### DESCRIPTION OF THE TASK
Transcribe verbatim the lines of the entries below, starting at the first line and ending with the line that contains "app-icon[interactable] [74, 502, 82, 510]", both included. Reproduce no other lines.

(Saved entries)
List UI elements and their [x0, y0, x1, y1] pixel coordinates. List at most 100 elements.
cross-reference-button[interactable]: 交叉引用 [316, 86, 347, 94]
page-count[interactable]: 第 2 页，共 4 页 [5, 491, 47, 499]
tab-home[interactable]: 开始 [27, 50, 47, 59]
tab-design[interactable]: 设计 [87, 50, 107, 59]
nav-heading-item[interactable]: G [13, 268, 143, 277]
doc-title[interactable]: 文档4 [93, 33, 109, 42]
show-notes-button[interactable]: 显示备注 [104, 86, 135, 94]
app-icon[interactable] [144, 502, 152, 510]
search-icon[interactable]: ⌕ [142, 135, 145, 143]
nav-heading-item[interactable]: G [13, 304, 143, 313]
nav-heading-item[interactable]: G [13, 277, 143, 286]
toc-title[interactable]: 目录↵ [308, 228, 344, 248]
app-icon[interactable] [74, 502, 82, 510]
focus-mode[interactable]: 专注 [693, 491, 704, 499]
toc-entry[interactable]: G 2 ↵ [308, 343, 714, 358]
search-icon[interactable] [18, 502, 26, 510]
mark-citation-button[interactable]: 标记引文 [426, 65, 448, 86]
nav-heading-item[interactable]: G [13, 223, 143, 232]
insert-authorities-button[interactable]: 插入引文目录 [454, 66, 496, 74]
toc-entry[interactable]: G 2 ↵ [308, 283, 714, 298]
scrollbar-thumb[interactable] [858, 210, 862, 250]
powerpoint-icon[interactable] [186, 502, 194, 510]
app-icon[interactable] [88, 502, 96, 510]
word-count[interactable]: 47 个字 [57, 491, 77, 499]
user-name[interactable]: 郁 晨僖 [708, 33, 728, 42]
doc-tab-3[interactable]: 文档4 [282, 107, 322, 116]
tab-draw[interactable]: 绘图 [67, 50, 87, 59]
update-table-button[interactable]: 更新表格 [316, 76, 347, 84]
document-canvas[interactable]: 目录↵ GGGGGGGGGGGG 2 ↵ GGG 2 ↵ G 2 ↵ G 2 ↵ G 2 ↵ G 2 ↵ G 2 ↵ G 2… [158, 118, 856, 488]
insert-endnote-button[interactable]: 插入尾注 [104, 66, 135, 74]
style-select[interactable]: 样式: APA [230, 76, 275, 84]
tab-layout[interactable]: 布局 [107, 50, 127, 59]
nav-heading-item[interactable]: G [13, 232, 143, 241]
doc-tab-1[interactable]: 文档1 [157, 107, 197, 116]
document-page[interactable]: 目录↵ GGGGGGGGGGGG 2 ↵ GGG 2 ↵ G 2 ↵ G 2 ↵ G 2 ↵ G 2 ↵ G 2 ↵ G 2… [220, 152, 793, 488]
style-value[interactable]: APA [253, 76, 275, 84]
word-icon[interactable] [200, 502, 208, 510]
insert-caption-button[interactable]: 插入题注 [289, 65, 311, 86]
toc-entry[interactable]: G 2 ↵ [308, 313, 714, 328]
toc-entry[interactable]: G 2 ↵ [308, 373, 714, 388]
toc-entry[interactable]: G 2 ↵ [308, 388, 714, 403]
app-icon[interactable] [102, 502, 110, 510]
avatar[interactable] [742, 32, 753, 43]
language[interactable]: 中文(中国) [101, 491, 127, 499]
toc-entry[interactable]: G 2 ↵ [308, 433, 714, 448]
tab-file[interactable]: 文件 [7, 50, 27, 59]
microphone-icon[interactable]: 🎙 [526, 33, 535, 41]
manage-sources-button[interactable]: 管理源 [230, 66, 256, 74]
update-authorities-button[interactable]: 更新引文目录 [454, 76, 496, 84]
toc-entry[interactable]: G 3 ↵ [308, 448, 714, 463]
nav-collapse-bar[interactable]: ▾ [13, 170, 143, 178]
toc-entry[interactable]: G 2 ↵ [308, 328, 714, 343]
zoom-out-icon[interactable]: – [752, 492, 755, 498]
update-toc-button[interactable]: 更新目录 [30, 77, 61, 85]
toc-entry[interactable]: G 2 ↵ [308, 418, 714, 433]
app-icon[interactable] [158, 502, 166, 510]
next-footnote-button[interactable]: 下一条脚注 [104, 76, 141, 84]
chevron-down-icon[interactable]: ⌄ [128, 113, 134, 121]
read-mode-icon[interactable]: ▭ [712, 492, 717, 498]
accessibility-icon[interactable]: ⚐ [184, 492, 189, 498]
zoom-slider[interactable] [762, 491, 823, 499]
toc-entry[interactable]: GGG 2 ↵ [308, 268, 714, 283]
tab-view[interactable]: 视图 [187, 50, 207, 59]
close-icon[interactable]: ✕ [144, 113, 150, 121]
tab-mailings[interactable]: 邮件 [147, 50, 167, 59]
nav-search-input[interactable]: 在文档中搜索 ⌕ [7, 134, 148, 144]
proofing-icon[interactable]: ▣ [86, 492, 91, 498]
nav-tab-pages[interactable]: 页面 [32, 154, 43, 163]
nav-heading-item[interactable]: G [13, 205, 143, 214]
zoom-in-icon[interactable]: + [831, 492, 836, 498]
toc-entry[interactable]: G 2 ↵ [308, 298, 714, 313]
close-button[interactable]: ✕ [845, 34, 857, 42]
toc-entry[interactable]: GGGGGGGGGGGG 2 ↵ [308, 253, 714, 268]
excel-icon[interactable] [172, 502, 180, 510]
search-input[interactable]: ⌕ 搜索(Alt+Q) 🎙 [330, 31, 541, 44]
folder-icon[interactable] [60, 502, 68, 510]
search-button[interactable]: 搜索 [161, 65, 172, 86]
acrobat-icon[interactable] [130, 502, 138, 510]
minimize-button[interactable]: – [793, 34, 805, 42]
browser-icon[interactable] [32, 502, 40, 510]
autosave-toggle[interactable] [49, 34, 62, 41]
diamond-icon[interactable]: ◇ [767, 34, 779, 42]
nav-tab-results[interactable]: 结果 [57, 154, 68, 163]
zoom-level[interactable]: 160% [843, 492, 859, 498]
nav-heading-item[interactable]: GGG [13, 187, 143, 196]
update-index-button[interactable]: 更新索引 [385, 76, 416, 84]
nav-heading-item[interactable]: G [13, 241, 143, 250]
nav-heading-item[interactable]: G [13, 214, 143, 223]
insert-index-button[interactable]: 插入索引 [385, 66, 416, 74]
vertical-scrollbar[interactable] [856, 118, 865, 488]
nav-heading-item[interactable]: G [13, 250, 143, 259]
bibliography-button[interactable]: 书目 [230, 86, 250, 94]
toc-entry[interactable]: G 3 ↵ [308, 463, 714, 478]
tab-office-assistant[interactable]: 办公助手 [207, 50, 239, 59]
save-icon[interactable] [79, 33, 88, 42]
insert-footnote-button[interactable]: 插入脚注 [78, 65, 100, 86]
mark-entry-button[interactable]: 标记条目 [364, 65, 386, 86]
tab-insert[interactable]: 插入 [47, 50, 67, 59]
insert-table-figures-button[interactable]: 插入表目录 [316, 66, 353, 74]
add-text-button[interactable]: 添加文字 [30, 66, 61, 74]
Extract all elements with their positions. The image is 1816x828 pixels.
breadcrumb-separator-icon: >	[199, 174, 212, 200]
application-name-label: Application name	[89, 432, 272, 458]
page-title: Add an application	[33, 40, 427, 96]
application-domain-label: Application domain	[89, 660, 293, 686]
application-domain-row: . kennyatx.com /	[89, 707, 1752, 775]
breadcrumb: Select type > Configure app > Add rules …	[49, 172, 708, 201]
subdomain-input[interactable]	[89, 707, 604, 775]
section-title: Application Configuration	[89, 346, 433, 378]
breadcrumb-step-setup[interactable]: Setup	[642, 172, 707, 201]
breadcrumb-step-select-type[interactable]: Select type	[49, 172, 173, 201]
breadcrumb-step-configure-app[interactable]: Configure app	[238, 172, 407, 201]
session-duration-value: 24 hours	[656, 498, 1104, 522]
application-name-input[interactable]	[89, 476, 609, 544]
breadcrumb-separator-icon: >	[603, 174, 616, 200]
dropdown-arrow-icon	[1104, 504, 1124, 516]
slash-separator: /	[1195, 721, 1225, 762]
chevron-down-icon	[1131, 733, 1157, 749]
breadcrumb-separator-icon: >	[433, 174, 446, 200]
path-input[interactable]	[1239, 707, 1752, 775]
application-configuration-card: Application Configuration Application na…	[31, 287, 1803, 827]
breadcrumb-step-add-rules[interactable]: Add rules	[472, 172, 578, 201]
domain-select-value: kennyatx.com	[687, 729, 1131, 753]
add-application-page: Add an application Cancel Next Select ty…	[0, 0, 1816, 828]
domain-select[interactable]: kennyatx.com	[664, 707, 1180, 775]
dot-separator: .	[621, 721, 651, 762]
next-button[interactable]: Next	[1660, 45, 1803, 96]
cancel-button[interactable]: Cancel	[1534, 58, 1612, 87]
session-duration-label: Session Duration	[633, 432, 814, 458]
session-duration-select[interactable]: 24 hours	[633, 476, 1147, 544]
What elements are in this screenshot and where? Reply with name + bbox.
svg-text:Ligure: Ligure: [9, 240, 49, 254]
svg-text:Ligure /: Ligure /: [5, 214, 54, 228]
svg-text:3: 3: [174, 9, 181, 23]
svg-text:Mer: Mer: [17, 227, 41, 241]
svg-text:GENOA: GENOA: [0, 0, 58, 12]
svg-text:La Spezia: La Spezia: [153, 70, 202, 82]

### FINAL RESULT
List UI elements and their [x0, y0, x1, y1] pixel coordinates. List at most 100 elements.
cross-reference-button[interactable]: 交叉引用 [316, 86, 347, 94]
page-count[interactable]: 第 2 页，共 4 页 [5, 491, 47, 499]
tab-home[interactable]: 开始 [27, 50, 47, 59]
tab-design[interactable]: 设计 [87, 50, 107, 59]
nav-heading-item[interactable]: G [13, 268, 143, 277]
doc-title[interactable]: 文档4 [93, 33, 109, 42]
show-notes-button[interactable]: 显示备注 [104, 86, 135, 94]
app-icon[interactable] [144, 502, 152, 510]
search-icon[interactable]: ⌕ [142, 135, 145, 143]
nav-heading-item[interactable]: G [13, 304, 143, 313]
nav-heading-item[interactable]: G [13, 277, 143, 286]
toc-title[interactable]: 目录↵ [308, 228, 344, 248]
app-icon[interactable] [74, 502, 82, 510]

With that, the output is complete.